**** Given information
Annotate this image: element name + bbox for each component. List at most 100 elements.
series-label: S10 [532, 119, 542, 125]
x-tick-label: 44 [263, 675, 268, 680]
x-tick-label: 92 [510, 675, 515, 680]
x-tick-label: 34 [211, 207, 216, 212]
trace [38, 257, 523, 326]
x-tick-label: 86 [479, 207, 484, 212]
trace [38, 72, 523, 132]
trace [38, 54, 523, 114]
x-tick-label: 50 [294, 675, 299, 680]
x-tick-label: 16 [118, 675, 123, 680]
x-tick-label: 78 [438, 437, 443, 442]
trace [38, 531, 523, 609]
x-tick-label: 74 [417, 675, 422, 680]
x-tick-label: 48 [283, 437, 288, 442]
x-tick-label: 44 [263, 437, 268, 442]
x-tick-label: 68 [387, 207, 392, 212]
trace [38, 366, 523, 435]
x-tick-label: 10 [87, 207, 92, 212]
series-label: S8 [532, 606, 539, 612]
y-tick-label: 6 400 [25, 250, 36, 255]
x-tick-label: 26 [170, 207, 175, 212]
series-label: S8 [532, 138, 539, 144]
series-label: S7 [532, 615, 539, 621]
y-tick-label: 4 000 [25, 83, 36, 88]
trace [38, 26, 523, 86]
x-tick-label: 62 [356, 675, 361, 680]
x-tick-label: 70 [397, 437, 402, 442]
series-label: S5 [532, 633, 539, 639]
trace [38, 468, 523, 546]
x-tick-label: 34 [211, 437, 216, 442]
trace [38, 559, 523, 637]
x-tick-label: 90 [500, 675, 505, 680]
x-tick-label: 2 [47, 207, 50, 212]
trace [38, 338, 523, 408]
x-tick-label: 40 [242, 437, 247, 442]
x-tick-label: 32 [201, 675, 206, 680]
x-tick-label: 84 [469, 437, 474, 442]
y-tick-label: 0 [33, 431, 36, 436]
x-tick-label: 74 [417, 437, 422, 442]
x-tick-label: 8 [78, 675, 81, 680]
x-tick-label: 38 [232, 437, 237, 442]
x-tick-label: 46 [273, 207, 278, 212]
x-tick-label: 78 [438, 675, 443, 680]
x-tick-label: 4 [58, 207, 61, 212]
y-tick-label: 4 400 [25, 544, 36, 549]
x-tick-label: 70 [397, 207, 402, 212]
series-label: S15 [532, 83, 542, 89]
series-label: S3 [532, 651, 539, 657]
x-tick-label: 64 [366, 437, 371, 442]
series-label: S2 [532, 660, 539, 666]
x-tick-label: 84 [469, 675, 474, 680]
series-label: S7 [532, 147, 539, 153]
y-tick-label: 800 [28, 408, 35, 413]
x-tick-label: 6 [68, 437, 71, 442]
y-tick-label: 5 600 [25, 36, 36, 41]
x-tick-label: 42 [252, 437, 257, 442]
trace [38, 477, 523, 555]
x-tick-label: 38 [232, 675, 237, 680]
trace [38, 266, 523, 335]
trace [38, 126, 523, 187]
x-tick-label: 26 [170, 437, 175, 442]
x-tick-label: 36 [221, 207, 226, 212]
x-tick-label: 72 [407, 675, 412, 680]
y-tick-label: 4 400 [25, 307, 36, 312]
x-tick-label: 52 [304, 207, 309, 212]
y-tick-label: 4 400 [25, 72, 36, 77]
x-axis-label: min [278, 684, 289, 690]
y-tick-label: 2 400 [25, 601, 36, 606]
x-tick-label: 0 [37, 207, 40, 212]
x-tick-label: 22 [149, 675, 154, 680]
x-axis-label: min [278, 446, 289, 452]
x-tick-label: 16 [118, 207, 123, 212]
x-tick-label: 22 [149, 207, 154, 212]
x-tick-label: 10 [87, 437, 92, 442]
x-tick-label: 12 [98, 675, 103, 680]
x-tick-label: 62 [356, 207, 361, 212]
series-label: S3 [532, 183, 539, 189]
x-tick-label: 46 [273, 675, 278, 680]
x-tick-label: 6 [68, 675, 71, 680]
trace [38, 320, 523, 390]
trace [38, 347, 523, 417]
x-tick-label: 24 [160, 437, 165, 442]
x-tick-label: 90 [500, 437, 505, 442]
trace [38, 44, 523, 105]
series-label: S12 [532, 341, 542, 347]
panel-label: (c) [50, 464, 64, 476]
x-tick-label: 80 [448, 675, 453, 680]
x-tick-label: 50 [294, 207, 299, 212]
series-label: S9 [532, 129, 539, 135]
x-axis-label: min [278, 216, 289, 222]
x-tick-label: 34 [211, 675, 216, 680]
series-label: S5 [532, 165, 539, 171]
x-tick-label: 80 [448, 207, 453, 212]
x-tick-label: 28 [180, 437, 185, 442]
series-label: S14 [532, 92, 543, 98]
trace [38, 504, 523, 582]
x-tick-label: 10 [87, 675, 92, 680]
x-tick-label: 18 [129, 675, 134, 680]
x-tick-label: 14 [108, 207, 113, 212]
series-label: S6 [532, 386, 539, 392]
********
--- Aim of the exercise ---
Please reproduce every line of the records above without any changes.

--- The answer ---
Annotate this image: element name + bbox for each component. List at most 100 elements.
series-label: S10 [532, 119, 542, 125]
x-tick-label: 44 [263, 675, 268, 680]
x-tick-label: 92 [510, 675, 515, 680]
x-tick-label: 34 [211, 207, 216, 212]
trace [38, 257, 523, 326]
x-tick-label: 86 [479, 207, 484, 212]
trace [38, 72, 523, 132]
trace [38, 54, 523, 114]
x-tick-label: 50 [294, 675, 299, 680]
x-tick-label: 16 [118, 675, 123, 680]
x-tick-label: 78 [438, 437, 443, 442]
trace [38, 531, 523, 609]
x-tick-label: 74 [417, 675, 422, 680]
x-tick-label: 48 [283, 437, 288, 442]
x-tick-label: 44 [263, 437, 268, 442]
x-tick-label: 68 [387, 207, 392, 212]
trace [38, 366, 523, 435]
x-tick-label: 10 [87, 207, 92, 212]
series-label: S8 [532, 606, 539, 612]
y-tick-label: 6 400 [25, 250, 36, 255]
x-tick-label: 26 [170, 207, 175, 212]
series-label: S8 [532, 138, 539, 144]
series-label: S7 [532, 615, 539, 621]
y-tick-label: 4 000 [25, 83, 36, 88]
trace [38, 26, 523, 86]
x-tick-label: 62 [356, 675, 361, 680]
x-tick-label: 70 [397, 437, 402, 442]
series-label: S5 [532, 633, 539, 639]
trace [38, 468, 523, 546]
x-tick-label: 34 [211, 437, 216, 442]
trace [38, 559, 523, 637]
x-tick-label: 90 [500, 675, 505, 680]
x-tick-label: 2 [47, 207, 50, 212]
trace [38, 338, 523, 408]
x-tick-label: 40 [242, 437, 247, 442]
x-tick-label: 32 [201, 675, 206, 680]
x-tick-label: 84 [469, 437, 474, 442]
y-tick-label: 0 [33, 431, 36, 436]
x-tick-label: 74 [417, 437, 422, 442]
x-tick-label: 8 [78, 675, 81, 680]
x-tick-label: 38 [232, 437, 237, 442]
x-tick-label: 46 [273, 207, 278, 212]
x-tick-label: 78 [438, 675, 443, 680]
x-tick-label: 4 [58, 207, 61, 212]
y-tick-label: 4 400 [25, 544, 36, 549]
x-tick-label: 70 [397, 207, 402, 212]
series-label: S15 [532, 83, 542, 89]
series-label: S3 [532, 651, 539, 657]
x-tick-label: 64 [366, 437, 371, 442]
series-label: S2 [532, 660, 539, 666]
x-tick-label: 84 [469, 675, 474, 680]
series-label: S7 [532, 147, 539, 153]
y-tick-label: 800 [28, 408, 35, 413]
x-tick-label: 6 [68, 437, 71, 442]
y-tick-label: 5 600 [25, 36, 36, 41]
x-tick-label: 42 [252, 437, 257, 442]
trace [38, 477, 523, 555]
x-tick-label: 38 [232, 675, 237, 680]
trace [38, 266, 523, 335]
trace [38, 126, 523, 187]
x-tick-label: 26 [170, 437, 175, 442]
x-tick-label: 36 [221, 207, 226, 212]
x-tick-label: 72 [407, 675, 412, 680]
y-tick-label: 4 400 [25, 307, 36, 312]
x-tick-label: 52 [304, 207, 309, 212]
y-tick-label: 4 400 [25, 72, 36, 77]
x-axis-label: min [278, 684, 289, 690]
y-tick-label: 2 400 [25, 601, 36, 606]
x-tick-label: 0 [37, 207, 40, 212]
x-tick-label: 22 [149, 675, 154, 680]
x-axis-label: min [278, 446, 289, 452]
x-tick-label: 16 [118, 207, 123, 212]
x-tick-label: 22 [149, 207, 154, 212]
x-tick-label: 10 [87, 437, 92, 442]
x-tick-label: 12 [98, 675, 103, 680]
x-tick-label: 62 [356, 207, 361, 212]
series-label: S3 [532, 183, 539, 189]
x-tick-label: 46 [273, 675, 278, 680]
x-tick-label: 6 [68, 675, 71, 680]
trace [38, 320, 523, 390]
trace [38, 347, 523, 417]
x-tick-label: 24 [160, 437, 165, 442]
x-tick-label: 90 [500, 437, 505, 442]
trace [38, 44, 523, 105]
series-label: S12 [532, 341, 542, 347]
panel-label: (c) [50, 464, 64, 476]
x-tick-label: 80 [448, 675, 453, 680]
x-tick-label: 50 [294, 207, 299, 212]
series-label: S9 [532, 129, 539, 135]
x-axis-label: min [278, 216, 289, 222]
x-tick-label: 34 [211, 675, 216, 680]
series-label: S5 [532, 165, 539, 171]
x-tick-label: 80 [448, 207, 453, 212]
x-tick-label: 28 [180, 437, 185, 442]
series-label: S14 [532, 92, 543, 98]
trace [38, 504, 523, 582]
x-tick-label: 10 [87, 675, 92, 680]
x-tick-label: 18 [129, 675, 134, 680]
x-tick-label: 14 [108, 207, 113, 212]
series-label: S6 [532, 386, 539, 392]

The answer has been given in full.